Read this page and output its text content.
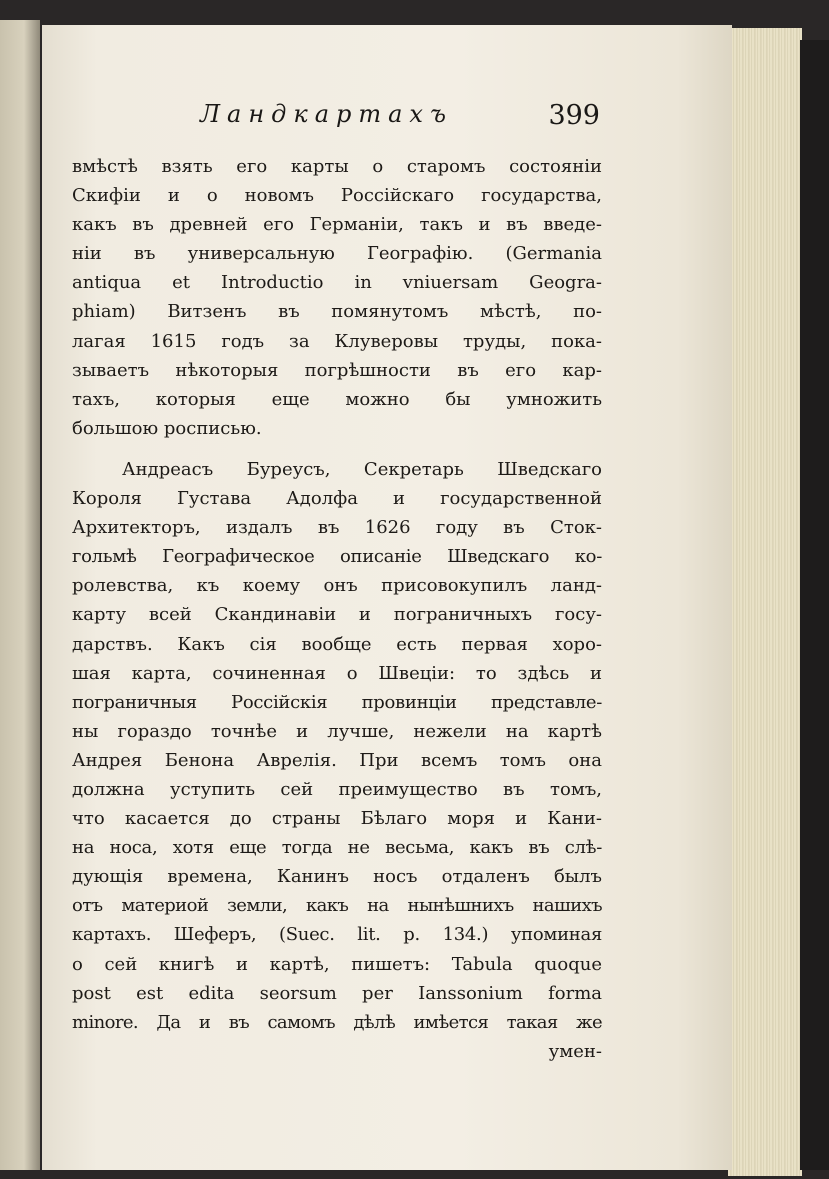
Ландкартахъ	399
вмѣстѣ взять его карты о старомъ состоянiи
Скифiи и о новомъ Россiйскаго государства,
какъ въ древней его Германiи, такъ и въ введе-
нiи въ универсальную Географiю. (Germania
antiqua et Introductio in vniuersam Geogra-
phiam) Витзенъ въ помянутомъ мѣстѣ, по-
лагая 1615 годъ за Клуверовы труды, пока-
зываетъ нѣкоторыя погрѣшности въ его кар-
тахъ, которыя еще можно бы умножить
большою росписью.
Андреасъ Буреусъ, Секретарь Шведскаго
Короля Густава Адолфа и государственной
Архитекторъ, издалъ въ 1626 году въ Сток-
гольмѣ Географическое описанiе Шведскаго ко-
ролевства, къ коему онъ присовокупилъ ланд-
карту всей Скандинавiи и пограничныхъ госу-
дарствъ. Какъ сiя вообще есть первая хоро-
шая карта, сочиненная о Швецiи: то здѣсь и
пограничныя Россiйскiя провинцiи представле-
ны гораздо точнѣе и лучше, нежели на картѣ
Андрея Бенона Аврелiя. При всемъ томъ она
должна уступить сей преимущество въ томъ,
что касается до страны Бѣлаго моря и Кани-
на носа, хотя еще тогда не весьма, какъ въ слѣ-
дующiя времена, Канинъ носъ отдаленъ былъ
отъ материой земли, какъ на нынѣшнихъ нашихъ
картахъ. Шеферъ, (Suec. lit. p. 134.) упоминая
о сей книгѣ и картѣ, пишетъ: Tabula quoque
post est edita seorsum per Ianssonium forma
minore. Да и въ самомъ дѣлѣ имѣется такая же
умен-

########################################

◆ WRITTEN TASK
Which lines include the word "Шведскаго"? Copy every one of them.

◆ ANSWER TO THE TASK
Андреасъ Буреусъ, Секретарь Шведскаго
гольмѣ Географическое описанiе Шведскаго ко-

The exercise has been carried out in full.